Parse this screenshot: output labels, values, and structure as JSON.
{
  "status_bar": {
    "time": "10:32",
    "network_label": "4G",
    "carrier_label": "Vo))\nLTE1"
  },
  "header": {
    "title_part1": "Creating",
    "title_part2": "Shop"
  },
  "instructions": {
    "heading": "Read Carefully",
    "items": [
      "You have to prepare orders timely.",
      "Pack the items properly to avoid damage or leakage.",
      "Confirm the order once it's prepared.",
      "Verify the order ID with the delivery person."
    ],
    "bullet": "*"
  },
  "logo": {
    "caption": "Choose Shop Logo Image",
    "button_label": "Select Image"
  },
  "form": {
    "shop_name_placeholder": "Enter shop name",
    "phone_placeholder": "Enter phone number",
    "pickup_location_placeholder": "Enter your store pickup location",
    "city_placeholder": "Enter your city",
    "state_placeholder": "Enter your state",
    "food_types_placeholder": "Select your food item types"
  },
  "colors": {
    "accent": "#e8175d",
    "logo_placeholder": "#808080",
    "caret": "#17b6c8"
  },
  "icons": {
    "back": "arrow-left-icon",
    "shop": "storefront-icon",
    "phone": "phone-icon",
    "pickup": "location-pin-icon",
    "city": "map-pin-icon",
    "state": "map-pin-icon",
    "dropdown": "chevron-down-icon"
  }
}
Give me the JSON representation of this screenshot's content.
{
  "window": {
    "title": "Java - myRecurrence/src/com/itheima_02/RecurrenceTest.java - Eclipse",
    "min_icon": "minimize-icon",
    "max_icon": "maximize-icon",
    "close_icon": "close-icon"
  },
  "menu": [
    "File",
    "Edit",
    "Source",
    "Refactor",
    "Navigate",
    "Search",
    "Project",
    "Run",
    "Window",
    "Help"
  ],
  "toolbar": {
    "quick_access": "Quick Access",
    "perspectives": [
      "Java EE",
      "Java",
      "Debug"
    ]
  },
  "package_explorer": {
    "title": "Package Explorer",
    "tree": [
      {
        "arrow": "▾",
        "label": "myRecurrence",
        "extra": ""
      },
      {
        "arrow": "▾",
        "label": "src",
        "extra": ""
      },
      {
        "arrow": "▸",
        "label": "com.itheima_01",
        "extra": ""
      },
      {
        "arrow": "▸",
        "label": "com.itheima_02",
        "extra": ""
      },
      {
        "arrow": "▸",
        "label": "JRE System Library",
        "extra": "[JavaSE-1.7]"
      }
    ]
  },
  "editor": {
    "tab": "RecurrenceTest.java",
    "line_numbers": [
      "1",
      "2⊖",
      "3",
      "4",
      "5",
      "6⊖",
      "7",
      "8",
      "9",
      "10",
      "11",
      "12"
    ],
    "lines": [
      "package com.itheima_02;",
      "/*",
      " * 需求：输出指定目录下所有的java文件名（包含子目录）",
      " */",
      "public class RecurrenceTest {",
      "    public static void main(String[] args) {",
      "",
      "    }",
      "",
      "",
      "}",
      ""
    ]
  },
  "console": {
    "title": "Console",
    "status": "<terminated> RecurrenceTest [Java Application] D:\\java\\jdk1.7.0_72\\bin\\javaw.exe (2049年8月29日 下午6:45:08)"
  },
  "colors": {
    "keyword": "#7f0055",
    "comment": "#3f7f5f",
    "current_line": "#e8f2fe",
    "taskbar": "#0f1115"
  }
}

Short exercise:
Starting with the line that contains "Give me the", return each line through the last one of the data above, exactly as written and nothing more.

Reply to the exercise:
Give me the JSON representation of this screenshot's content.
{
  "window": {
    "title": "Java - myRecurrence/src/com/itheima_02/RecurrenceTest.java - Eclipse",
    "min_icon": "minimize-icon",
    "max_icon": "maximize-icon",
    "close_icon": "close-icon"
  },
  "menu": [
    "File",
    "Edit",
    "Source",
    "Refactor",
    "Navigate",
    "Search",
    "Project",
    "Run",
    "Window",
    "Help"
  ],
  "toolbar": {
    "quick_access": "Quick Access",
    "perspectives": [
      "Java EE",
      "Java",
      "Debug"
    ]
  },
  "package_explorer": {
    "title": "Package Explorer",
    "tree": [
      {
        "arrow": "▾",
        "label": "myRecurrence",
        "extra": ""
      },
      {
        "arrow": "▾",
        "label": "src",
        "extra": ""
      },
      {
        "arrow": "▸",
        "label": "com.itheima_01",
        "extra": ""
      },
      {
        "arrow": "▸",
        "label": "com.itheima_02",
        "extra": ""
      },
      {
        "arrow": "▸",
        "label": "JRE System Library",
        "extra": "[JavaSE-1.7]"
      }
    ]
  },
  "editor": {
    "tab": "RecurrenceTest.java",
    "line_numbers": [
      "1",
      "2⊖",
      "3",
      "4",
      "5",
      "6⊖",
      "7",
      "8",
      "9",
      "10",
      "11",
      "12"
    ],
    "lines": [
      "package com.itheima_02;",
      "/*",
      " * 需求：输出指定目录下所有的java文件名（包含子目录）",
      " */",
      "public class RecurrenceTest {",
      "    public static void main(String[] args) {",
      "",
      "    }",
      "",
      "",
      "}",
      ""
    ]
  },
  "console": {
    "title": "Console",
    "status": "<terminated> RecurrenceTest [Java Application] D:\\java\\jdk1.7.0_72\\bin\\javaw.exe (2049年8月29日 下午6:45:08)"
  },
  "colors": {
    "keyword": "#7f0055",
    "comment": "#3f7f5f",
    "current_line": "#e8f2fe",
    "taskbar": "#0f1115"
  }
}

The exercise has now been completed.